The exercise:
Repeat the whole listing below, word for word.

(Records from a data collection)
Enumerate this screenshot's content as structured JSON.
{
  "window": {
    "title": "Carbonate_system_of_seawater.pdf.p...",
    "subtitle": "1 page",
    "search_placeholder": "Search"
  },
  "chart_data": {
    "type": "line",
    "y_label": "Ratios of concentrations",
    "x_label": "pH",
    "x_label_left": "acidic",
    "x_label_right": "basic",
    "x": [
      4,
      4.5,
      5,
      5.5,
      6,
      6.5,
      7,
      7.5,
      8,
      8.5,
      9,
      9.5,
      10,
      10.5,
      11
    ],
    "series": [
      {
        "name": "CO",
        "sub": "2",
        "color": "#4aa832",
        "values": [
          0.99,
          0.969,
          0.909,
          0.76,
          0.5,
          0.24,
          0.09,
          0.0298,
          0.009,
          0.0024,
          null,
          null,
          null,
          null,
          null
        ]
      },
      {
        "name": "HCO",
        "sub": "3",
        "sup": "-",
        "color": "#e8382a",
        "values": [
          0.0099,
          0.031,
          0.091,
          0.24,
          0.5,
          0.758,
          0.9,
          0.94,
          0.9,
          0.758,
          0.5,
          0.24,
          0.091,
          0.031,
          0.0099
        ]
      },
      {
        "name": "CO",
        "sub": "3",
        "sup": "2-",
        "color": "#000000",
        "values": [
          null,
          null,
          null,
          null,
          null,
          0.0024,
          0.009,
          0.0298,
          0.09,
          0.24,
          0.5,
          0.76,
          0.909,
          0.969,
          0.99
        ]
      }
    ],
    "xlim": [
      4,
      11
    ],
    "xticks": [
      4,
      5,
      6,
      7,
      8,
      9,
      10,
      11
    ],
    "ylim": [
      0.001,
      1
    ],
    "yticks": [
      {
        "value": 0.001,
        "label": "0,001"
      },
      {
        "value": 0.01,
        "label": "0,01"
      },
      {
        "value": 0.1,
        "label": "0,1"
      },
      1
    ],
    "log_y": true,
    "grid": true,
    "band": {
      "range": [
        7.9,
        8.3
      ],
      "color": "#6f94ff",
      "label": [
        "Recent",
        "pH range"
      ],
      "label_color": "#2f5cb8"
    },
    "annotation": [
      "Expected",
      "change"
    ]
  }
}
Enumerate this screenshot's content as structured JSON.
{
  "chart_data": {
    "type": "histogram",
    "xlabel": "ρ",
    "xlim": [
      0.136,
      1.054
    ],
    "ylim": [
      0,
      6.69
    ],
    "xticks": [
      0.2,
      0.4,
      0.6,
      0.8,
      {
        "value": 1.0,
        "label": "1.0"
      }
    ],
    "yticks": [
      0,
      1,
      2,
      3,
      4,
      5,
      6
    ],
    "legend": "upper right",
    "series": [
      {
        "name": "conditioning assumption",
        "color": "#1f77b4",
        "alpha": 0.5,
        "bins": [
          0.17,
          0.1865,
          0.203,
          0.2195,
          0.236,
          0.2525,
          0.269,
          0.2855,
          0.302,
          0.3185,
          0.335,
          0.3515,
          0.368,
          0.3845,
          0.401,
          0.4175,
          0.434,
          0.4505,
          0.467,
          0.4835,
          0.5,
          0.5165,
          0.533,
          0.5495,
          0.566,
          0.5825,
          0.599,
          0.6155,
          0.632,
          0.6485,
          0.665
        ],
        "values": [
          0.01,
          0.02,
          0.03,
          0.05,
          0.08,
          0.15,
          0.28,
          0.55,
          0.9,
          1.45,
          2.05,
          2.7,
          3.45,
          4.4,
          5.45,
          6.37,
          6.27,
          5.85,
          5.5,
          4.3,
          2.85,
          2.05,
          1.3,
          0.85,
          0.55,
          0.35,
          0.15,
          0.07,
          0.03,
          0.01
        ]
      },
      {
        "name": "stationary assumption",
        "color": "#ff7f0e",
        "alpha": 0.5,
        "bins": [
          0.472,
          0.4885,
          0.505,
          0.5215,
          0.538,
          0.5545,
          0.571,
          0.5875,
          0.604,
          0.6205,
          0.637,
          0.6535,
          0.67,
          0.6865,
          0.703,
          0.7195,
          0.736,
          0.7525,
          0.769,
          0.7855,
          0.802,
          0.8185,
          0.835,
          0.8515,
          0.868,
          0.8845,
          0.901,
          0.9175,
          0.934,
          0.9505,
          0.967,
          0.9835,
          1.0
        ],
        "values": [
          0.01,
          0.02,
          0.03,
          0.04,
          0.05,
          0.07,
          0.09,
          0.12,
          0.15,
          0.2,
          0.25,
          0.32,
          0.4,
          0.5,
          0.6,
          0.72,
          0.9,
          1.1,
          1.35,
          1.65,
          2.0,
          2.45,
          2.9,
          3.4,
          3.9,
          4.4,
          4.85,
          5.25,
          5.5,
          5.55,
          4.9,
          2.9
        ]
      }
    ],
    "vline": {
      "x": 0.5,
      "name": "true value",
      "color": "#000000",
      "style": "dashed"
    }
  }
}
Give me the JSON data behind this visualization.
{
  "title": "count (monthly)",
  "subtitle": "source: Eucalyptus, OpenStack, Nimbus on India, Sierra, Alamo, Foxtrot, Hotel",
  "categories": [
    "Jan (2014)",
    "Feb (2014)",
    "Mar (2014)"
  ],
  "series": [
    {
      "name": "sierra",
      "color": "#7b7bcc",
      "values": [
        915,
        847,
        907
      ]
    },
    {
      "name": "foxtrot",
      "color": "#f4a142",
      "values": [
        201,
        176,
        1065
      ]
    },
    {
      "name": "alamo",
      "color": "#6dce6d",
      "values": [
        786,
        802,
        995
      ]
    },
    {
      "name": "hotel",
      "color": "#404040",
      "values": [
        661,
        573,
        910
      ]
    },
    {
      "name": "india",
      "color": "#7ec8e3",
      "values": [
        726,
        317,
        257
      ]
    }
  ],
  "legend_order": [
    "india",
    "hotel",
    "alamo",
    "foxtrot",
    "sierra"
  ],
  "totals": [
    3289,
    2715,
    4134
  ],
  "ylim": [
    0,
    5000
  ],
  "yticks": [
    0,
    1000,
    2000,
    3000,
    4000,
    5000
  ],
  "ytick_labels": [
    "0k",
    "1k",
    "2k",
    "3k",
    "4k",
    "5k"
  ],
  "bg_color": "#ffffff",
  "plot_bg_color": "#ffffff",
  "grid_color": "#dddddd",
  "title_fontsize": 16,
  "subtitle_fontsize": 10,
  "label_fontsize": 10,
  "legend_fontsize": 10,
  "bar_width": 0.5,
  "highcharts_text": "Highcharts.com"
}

Response to this task:
Enumerate this screenshot's content as structured JSON.
{
  "window": {
    "title": "Carbonate_system_of_seawater.pdf.p...",
    "subtitle": "1 page",
    "search_placeholder": "Search"
  },
  "chart_data": {
    "type": "line",
    "y_label": "Ratios of concentrations",
    "x_label": "pH",
    "x_label_left": "acidic",
    "x_label_right": "basic",
    "x": [
      4,
      4.5,
      5,
      5.5,
      6,
      6.5,
      7,
      7.5,
      8,
      8.5,
      9,
      9.5,
      10,
      10.5,
      11
    ],
    "series": [
      {
        "name": "CO",
        "sub": "2",
        "color": "#4aa832",
        "values": [
          0.99,
          0.969,
          0.909,
          0.76,
          0.5,
          0.24,
          0.09,
          0.0298,
          0.009,
          0.0024,
          null,
          null,
          null,
          null,
          null
        ]
      },
      {
        "name": "HCO",
        "sub": "3",
        "sup": "-",
        "color": "#e8382a",
        "values": [
          0.0099,
          0.031,
          0.091,
          0.24,
          0.5,
          0.758,
          0.9,
          0.94,
          0.9,
          0.758,
          0.5,
          0.24,
          0.091,
          0.031,
          0.0099
        ]
      },
      {
        "name": "CO",
        "sub": "3",
        "sup": "2-",
        "color": "#000000",
        "values": [
          null,
          null,
          null,
          null,
          null,
          0.0024,
          0.009,
          0.0298,
          0.09,
          0.24,
          0.5,
          0.76,
          0.909,
          0.969,
          0.99
        ]
      }
    ],
    "xlim": [
      4,
      11
    ],
    "xticks": [
      4,
      5,
      6,
      7,
      8,
      9,
      10,
      11
    ],
    "ylim": [
      0.001,
      1
    ],
    "yticks": [
      {
        "value": 0.001,
        "label": "0,001"
      },
      {
        "value": 0.01,
        "label": "0,01"
      },
      {
        "value": 0.1,
        "label": "0,1"
      },
      1
    ],
    "log_y": true,
    "grid": true,
    "band": {
      "range": [
        7.9,
        8.3
      ],
      "color": "#6f94ff",
      "label": [
        "Recent",
        "pH range"
      ],
      "label_color": "#2f5cb8"
    },
    "annotation": [
      "Expected",
      "change"
    ]
  }
}
Enumerate this screenshot's content as structured JSON.
{
  "chart_data": {
    "type": "histogram",
    "xlabel": "ρ",
    "xlim": [
      0.136,
      1.054
    ],
    "ylim": [
      0,
      6.69
    ],
    "xticks": [
      0.2,
      0.4,
      0.6,
      0.8,
      {
        "value": 1.0,
        "label": "1.0"
      }
    ],
    "yticks": [
      0,
      1,
      2,
      3,
      4,
      5,
      6
    ],
    "legend": "upper right",
    "series": [
      {
        "name": "conditioning assumption",
        "color": "#1f77b4",
        "alpha": 0.5,
        "bins": [
          0.17,
          0.1865,
          0.203,
          0.2195,
          0.236,
          0.2525,
          0.269,
          0.2855,
          0.302,
          0.3185,
          0.335,
          0.3515,
          0.368,
          0.3845,
          0.401,
          0.4175,
          0.434,
          0.4505,
          0.467,
          0.4835,
          0.5,
          0.5165,
          0.533,
          0.5495,
          0.566,
          0.5825,
          0.599,
          0.6155,
          0.632,
          0.6485,
          0.665
        ],
        "values": [
          0.01,
          0.02,
          0.03,
          0.05,
          0.08,
          0.15,
          0.28,
          0.55,
          0.9,
          1.45,
          2.05,
          2.7,
          3.45,
          4.4,
          5.45,
          6.37,
          6.27,
          5.85,
          5.5,
          4.3,
          2.85,
          2.05,
          1.3,
          0.85,
          0.55,
          0.35,
          0.15,
          0.07,
          0.03,
          0.01
        ]
      },
      {
        "name": "stationary assumption",
        "color": "#ff7f0e",
        "alpha": 0.5,
        "bins": [
          0.472,
          0.4885,
          0.505,
          0.5215,
          0.538,
          0.5545,
          0.571,
          0.5875,
          0.604,
          0.6205,
          0.637,
          0.6535,
          0.67,
          0.6865,
          0.703,
          0.7195,
          0.736,
          0.7525,
          0.769,
          0.7855,
          0.802,
          0.8185,
          0.835,
          0.8515,
          0.868,
          0.8845,
          0.901,
          0.9175,
          0.934,
          0.9505,
          0.967,
          0.9835,
          1.0
        ],
        "values": [
          0.01,
          0.02,
          0.03,
          0.04,
          0.05,
          0.07,
          0.09,
          0.12,
          0.15,
          0.2,
          0.25,
          0.32,
          0.4,
          0.5,
          0.6,
          0.72,
          0.9,
          1.1,
          1.35,
          1.65,
          2.0,
          2.45,
          2.9,
          3.4,
          3.9,
          4.4,
          4.85,
          5.25,
          5.5,
          5.55,
          4.9,
          2.9
        ]
      }
    ],
    "vline": {
      "x": 0.5,
      "name": "true value",
      "color": "#000000",
      "style": "dashed"
    }
  }
}
Give me the JSON data behind this visualization.
{
  "title": "count (monthly)",
  "subtitle": "source: Eucalyptus, OpenStack, Nimbus on India, Sierra, Alamo, Foxtrot, Hotel",
  "categories": [
    "Jan (2014)",
    "Feb (2014)",
    "Mar (2014)"
  ],
  "series": [
    {
      "name": "sierra",
      "color": "#7b7bcc",
      "values": [
        915,
        847,
        907
      ]
    },
    {
      "name": "foxtrot",
      "color": "#f4a142",
      "values": [
        201,
        176,
        1065
      ]
    },
    {
      "name": "alamo",
      "color": "#6dce6d",
      "values": [
        786,
        802,
        995
      ]
    },
    {
      "name": "hotel",
      "color": "#404040",
      "values": [
        661,
        573,
        910
      ]
    },
    {
      "name": "india",
      "color": "#7ec8e3",
      "values": [
        726,
        317,
        257
      ]
    }
  ],
  "legend_order": [
    "india",
    "hotel",
    "alamo",
    "foxtrot",
    "sierra"
  ],
  "totals": [
    3289,
    2715,
    4134
  ],
  "ylim": [
    0,
    5000
  ],
  "yticks": [
    0,
    1000,
    2000,
    3000,
    4000,
    5000
  ],
  "ytick_labels": [
    "0k",
    "1k",
    "2k",
    "3k",
    "4k",
    "5k"
  ],
  "bg_color": "#ffffff",
  "plot_bg_color": "#ffffff",
  "grid_color": "#dddddd",
  "title_fontsize": 16,
  "subtitle_fontsize": 10,
  "label_fontsize": 10,
  "legend_fontsize": 10,
  "bar_width": 0.5,
  "highcharts_text": "Highcharts.com"
}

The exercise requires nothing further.